→ Text extract:
* Begin *
The Problems of Life On An Island Paradise

The tropical paradise of Abaiang Atoll, Kiribati

Justin Kemp is UNICEF NZ’s Programmes Officer. He explains the challenges of getting aid to one of the most remote — and beautiful — countries in the world.

Kiribati isn’t just isolated — it’s pretty much in the middle of nowhere. It is a huge collection of small atolls in the middle of the Pacific Ocean, spread across the same distance as that between Los Angeles and New York.

Kiribati isn’t just isolated — it’s pretty much in the middle of nowhere.

At first appearances, the main atoll — Tarawa — in some areas, is very rough. It’s overpopulated, people are living in small shacks with pigs and dogs running around, there’s a lot of litter. There’s also a lack of employment for people, so that’s a challenge. But the people are really friendly, and I still really like Tarawa.

Three of the UNICEF team on a delivery mission to Abaiang Atoll

The outer islands are more like what you might think of as an island paradise — they have fairly small populations and can be stunningly beautiful. The colour of the ocean is incredible.

Kiribati is different to many other Pacific Island countries in that it doesn’t have much land to grow fruit and crops. The isolation makes them self-reliant, so they have to utilise their limited resources effectively by doing things like digging out big pits and growing swamp taro.

Locals dig out shallow pits in order to grow swamp taro

Although there are no rivers in Kiribati, there is a thin layer of fresh water you can dig down to access. But it’s reliant on rain, and the rainfall can be quite erratic. It’s one of the potential impacts of climate change on Kiribati.
* End *
→ Exercises to complete:
A) Write out the part of the Kiribati article starting at "The Problems of" and ending at "in the world.".
B) Answer these questions using the Kiribati article:
(i) What position does Justin Kemp hold?
(ii) What is the name of Kiribati's main atoll?
(iii) What crop do locals grow in the pits they dig out?

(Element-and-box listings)
* Begin *
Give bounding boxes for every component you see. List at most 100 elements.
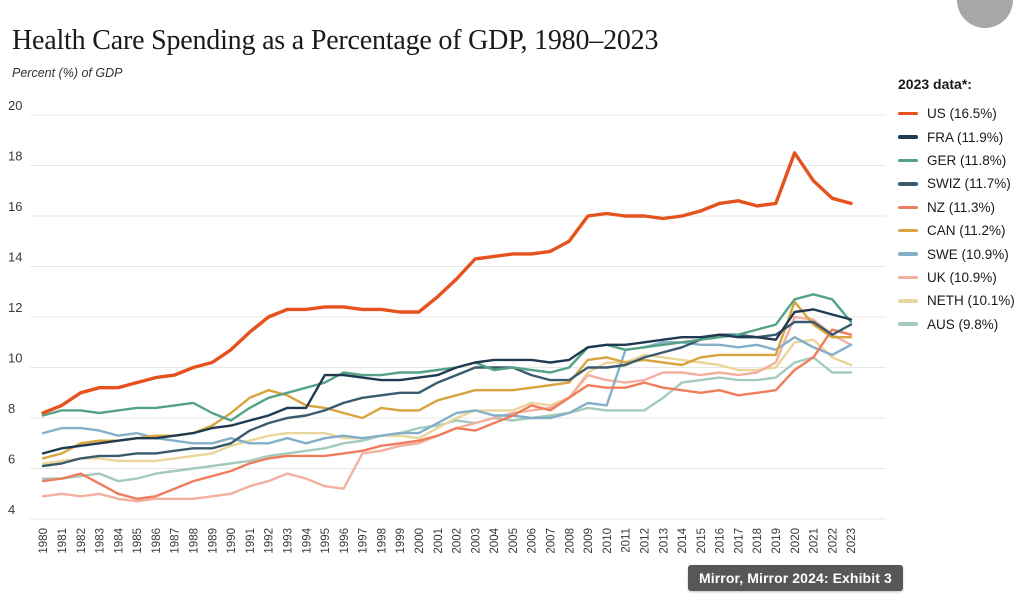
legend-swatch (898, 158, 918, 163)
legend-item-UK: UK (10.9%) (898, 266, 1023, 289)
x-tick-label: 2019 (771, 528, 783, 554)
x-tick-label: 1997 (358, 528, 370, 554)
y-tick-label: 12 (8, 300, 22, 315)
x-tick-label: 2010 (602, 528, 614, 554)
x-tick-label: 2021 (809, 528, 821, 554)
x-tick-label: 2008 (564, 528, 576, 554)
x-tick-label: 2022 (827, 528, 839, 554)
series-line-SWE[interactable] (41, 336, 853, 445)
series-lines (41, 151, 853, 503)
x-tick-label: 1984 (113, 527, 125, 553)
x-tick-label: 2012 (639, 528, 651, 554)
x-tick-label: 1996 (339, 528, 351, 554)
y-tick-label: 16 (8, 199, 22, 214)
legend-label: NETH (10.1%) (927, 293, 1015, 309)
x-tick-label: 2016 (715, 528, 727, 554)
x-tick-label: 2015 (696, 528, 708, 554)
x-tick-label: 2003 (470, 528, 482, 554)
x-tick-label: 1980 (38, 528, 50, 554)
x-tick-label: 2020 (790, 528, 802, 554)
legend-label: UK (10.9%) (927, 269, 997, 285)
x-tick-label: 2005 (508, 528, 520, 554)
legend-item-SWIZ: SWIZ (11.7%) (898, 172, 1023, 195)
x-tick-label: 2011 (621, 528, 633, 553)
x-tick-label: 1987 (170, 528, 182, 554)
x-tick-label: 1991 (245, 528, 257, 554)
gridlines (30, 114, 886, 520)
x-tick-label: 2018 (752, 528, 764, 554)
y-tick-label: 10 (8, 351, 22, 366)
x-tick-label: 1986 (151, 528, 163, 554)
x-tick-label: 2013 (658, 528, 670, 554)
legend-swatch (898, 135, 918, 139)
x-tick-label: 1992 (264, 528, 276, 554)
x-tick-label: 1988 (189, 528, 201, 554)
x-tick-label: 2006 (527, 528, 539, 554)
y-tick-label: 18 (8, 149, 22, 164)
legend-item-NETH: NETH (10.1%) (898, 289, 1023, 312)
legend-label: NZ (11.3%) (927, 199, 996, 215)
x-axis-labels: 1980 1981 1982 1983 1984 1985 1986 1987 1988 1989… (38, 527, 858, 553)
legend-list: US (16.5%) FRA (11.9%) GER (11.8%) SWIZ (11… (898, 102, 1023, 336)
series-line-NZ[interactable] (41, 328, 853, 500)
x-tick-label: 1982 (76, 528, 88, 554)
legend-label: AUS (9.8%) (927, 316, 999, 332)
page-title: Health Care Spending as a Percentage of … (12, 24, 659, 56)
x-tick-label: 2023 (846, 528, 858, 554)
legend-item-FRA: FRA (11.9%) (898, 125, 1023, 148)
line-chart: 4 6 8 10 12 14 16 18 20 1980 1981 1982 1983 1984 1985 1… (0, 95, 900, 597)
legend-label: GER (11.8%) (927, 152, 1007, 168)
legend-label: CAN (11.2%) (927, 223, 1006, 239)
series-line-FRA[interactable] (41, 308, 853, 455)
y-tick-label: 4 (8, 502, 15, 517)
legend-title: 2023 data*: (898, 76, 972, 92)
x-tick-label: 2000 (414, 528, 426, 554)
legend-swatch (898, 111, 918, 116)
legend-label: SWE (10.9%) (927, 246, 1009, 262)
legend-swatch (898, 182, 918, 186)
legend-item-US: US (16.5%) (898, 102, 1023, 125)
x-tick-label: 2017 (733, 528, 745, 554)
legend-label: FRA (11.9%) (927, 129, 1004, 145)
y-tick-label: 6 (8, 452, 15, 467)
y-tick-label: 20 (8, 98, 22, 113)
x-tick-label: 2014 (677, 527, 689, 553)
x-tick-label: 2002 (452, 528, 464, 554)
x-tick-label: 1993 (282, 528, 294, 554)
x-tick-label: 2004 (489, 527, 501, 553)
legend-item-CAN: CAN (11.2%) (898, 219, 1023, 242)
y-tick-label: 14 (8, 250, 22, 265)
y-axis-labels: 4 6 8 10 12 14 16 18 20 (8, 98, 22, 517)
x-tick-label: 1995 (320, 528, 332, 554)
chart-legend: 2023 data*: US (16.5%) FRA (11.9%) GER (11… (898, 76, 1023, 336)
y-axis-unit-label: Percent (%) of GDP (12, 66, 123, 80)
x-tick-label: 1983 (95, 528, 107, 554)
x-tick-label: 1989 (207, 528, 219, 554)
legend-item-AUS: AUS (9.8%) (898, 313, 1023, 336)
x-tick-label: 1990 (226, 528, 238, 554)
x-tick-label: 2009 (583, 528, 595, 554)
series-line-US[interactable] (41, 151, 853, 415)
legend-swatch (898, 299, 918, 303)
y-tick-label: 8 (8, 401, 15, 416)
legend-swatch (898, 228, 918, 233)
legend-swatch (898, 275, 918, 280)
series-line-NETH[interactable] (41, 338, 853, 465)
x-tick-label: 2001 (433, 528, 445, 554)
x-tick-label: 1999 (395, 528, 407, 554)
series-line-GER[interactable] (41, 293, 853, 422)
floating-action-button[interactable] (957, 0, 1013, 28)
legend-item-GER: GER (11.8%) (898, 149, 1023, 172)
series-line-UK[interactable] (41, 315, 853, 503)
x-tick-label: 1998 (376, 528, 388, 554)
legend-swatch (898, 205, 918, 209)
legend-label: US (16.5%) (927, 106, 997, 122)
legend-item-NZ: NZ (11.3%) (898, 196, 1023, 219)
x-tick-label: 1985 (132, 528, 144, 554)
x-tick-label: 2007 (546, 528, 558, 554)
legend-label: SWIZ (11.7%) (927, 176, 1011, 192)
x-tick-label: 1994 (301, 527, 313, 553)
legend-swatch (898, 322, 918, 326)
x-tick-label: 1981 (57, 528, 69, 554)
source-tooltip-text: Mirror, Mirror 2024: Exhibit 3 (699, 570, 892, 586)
* End *
* Begin *
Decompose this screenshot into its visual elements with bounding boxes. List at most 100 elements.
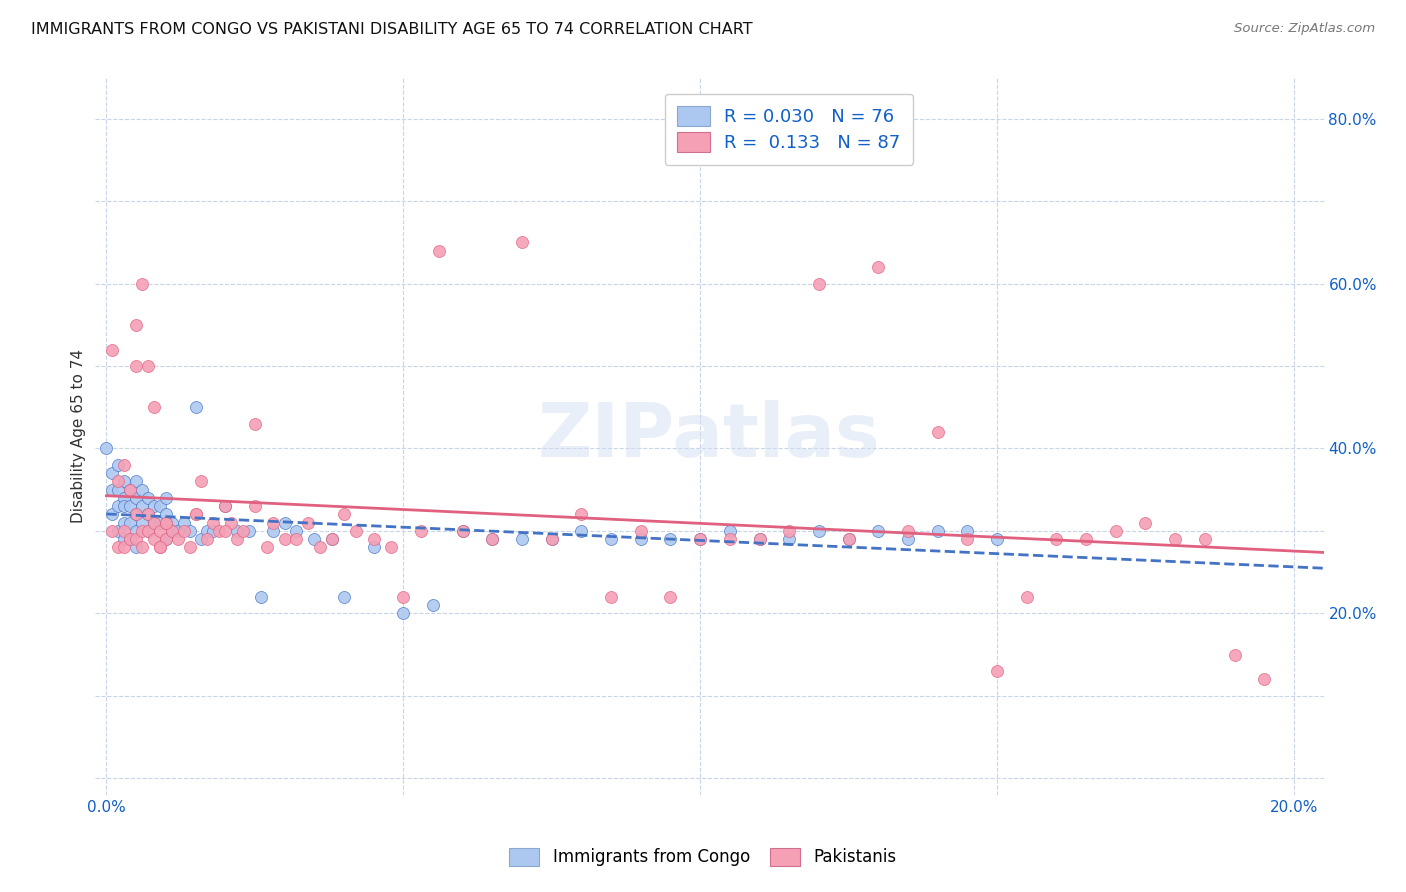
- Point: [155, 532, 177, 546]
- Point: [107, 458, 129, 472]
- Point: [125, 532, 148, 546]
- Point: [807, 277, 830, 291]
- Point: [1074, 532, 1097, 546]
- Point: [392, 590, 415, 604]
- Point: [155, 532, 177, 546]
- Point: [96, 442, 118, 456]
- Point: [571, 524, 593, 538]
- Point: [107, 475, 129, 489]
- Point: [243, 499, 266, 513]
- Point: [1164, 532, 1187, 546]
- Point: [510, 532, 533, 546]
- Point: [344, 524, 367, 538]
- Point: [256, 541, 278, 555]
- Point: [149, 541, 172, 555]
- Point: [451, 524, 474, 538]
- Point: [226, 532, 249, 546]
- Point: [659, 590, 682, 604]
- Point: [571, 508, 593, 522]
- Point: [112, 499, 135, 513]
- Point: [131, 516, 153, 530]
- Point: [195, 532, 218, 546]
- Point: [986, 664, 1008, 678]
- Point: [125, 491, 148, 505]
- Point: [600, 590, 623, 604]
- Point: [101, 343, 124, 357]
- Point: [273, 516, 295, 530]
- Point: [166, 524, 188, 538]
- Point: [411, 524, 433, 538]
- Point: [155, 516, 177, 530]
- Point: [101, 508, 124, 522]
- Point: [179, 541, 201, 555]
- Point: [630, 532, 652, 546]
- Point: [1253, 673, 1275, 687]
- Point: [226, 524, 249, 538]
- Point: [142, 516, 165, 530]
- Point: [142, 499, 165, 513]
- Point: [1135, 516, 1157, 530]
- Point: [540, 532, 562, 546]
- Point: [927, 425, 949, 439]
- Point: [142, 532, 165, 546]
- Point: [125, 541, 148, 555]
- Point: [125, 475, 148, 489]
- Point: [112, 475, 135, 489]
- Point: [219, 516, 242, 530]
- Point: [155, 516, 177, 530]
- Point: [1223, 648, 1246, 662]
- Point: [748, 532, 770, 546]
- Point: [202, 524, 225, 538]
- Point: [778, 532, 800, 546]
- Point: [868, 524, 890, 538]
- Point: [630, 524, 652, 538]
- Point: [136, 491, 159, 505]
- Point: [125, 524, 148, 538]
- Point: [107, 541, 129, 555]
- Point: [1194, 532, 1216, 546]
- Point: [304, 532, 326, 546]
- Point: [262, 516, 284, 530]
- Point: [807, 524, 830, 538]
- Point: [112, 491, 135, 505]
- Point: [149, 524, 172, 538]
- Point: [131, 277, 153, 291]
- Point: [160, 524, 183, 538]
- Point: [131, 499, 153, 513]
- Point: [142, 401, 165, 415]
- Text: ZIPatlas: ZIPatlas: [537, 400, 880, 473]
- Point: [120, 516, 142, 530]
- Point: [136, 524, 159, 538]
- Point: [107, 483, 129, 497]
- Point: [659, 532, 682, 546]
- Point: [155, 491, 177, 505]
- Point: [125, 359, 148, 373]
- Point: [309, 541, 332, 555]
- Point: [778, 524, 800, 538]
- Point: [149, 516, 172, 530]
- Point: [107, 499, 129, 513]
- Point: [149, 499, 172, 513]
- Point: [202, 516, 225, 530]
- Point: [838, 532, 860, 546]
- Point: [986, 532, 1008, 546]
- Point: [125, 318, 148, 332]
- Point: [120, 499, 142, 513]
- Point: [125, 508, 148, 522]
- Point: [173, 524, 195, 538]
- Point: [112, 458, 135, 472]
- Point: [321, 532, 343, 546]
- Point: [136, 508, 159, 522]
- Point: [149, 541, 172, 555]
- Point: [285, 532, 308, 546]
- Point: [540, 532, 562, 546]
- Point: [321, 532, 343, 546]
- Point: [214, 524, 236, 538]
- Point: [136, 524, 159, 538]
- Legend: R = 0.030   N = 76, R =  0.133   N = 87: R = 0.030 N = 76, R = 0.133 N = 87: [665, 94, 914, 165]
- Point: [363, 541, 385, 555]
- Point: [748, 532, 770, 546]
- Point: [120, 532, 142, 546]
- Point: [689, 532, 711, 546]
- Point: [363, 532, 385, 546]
* End *
→ Responses to the tasks:
A)
The Problems of Life On An Island Paradise

The tropical paradise of Abaiang Atoll, Kiribati

Justin Kemp is UNICEF NZ’s Programmes Officer. He explains the challenges of getting aid to one of the most remote — and beautiful — countries in the world.

B)
(i) He is UNICEF NZ's Programmes Officer.
(ii) Tarawa.
(iii) Swamp taro.